=== Written request ===
Count every line that has "Cortex" in it and give the total, nothing more.

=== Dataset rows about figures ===
++++++

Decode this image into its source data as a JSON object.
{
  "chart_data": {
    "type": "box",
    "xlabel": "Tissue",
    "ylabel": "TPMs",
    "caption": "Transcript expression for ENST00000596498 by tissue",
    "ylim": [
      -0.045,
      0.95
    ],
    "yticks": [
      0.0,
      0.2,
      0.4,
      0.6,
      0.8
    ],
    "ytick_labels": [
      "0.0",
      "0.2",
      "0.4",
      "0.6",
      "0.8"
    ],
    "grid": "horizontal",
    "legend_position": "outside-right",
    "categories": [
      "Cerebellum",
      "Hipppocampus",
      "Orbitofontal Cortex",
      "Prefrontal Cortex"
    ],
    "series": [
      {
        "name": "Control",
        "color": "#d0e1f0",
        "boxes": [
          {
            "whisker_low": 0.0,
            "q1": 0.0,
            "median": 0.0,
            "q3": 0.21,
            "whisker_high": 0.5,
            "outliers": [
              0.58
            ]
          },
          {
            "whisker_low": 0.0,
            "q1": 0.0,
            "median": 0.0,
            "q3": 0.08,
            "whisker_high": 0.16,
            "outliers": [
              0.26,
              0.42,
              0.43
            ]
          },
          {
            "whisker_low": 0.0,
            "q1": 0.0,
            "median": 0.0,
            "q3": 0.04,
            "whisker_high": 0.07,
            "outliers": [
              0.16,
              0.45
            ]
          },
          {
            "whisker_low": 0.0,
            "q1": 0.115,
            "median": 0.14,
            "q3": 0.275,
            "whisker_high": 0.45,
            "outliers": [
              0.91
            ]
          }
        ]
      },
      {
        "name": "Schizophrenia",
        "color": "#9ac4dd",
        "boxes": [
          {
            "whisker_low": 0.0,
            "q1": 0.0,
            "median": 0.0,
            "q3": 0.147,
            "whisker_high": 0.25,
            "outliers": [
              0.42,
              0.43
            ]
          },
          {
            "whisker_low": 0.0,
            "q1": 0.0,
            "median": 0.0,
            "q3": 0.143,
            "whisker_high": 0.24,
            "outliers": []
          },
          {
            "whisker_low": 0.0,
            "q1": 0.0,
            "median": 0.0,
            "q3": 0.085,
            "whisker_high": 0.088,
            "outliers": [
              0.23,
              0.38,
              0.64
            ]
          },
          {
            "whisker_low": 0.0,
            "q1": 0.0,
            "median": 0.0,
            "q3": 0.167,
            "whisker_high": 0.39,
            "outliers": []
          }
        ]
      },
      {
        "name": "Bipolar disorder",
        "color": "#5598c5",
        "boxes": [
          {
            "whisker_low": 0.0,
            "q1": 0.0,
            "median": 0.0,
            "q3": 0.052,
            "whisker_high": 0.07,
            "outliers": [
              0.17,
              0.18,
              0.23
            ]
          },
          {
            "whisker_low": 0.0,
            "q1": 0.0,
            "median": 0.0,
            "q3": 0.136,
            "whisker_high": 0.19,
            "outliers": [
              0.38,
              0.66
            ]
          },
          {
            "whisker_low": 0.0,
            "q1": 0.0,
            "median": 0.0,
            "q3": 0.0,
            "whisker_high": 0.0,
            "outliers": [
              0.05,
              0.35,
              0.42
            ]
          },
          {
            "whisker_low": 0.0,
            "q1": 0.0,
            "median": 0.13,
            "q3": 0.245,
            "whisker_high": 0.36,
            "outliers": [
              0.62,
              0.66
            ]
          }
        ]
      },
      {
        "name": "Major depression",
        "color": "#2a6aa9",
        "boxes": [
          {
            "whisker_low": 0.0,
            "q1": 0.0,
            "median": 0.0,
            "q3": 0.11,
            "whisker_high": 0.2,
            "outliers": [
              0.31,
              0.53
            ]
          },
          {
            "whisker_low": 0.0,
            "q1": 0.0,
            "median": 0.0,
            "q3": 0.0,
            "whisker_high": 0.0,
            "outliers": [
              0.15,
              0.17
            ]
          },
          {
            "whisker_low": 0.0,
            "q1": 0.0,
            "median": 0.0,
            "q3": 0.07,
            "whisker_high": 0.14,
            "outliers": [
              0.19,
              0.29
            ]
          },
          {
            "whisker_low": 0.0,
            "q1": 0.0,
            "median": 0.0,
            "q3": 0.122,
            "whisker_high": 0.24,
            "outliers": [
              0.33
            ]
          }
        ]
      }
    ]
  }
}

++++++

=== Answer to the task ===
2